Records provided:
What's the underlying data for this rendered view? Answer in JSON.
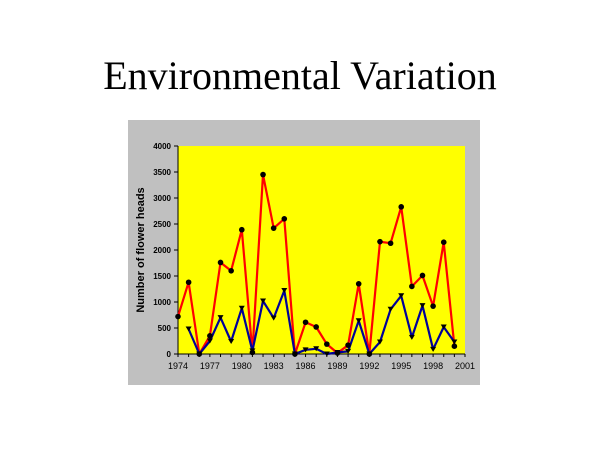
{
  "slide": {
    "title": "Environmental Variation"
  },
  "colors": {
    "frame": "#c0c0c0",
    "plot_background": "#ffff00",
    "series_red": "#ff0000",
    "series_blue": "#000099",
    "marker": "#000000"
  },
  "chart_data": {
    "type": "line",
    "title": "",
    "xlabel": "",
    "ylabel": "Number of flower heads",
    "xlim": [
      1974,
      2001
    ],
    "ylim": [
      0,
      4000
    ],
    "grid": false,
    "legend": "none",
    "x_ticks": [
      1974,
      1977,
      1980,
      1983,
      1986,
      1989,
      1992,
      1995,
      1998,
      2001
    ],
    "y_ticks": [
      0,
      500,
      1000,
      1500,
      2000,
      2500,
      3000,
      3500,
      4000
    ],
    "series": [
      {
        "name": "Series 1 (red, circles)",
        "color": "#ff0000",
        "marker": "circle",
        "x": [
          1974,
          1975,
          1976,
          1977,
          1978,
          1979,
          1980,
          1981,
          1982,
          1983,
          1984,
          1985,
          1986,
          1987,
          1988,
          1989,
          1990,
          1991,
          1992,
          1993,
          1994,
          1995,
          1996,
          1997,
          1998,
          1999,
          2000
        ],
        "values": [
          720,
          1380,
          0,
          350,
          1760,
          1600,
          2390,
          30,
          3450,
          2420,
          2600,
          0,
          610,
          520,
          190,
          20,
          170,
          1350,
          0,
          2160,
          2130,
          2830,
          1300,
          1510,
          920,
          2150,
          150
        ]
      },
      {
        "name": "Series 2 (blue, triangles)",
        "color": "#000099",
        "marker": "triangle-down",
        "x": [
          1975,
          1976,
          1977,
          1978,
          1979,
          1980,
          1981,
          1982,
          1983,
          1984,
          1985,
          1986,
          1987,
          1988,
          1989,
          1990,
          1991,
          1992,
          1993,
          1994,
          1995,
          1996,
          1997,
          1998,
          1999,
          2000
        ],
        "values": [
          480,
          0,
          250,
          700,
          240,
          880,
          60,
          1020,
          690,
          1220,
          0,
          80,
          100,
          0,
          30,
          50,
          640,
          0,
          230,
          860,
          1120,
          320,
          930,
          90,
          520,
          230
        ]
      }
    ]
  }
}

* * *

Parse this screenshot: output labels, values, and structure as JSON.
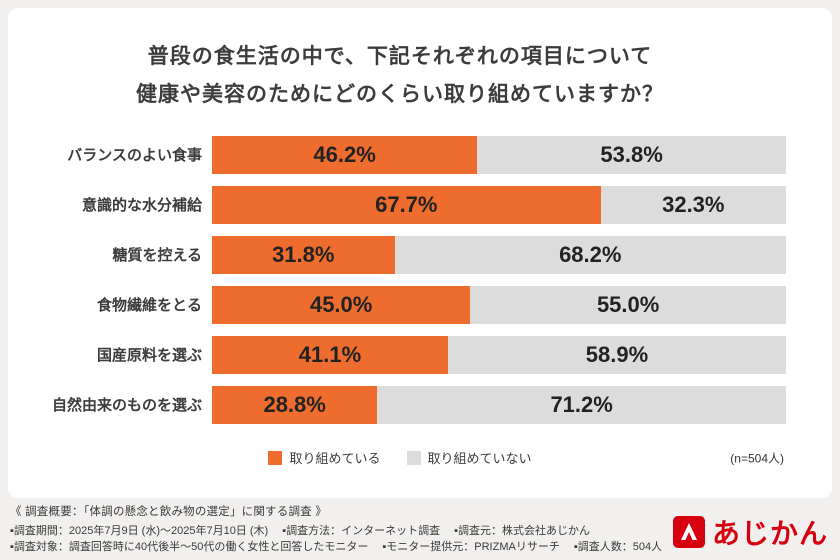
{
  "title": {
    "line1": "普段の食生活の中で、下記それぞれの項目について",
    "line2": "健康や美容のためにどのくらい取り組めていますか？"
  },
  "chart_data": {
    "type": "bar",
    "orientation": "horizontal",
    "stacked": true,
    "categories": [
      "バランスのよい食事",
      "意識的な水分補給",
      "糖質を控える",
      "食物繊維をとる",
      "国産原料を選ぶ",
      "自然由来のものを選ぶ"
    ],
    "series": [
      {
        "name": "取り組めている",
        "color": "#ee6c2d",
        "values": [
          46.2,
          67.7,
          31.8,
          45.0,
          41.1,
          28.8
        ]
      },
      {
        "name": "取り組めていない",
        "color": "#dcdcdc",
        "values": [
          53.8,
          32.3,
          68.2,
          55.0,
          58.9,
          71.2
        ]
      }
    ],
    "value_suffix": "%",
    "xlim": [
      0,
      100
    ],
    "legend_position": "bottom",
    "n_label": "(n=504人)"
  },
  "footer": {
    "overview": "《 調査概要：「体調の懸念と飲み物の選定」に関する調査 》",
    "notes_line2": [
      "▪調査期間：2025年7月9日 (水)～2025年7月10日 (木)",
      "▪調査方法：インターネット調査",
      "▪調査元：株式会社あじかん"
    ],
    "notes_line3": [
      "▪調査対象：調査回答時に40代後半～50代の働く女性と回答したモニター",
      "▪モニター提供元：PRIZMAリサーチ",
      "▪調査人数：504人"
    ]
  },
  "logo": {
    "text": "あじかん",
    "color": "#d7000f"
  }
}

Exercise aim:
Copy out every line from the material above in which the word "this" appears.

Reply:
What's the underlying data for this rendered view? Answer in JSON.
Parse this screenshot: output labels, values, and structure as JSON.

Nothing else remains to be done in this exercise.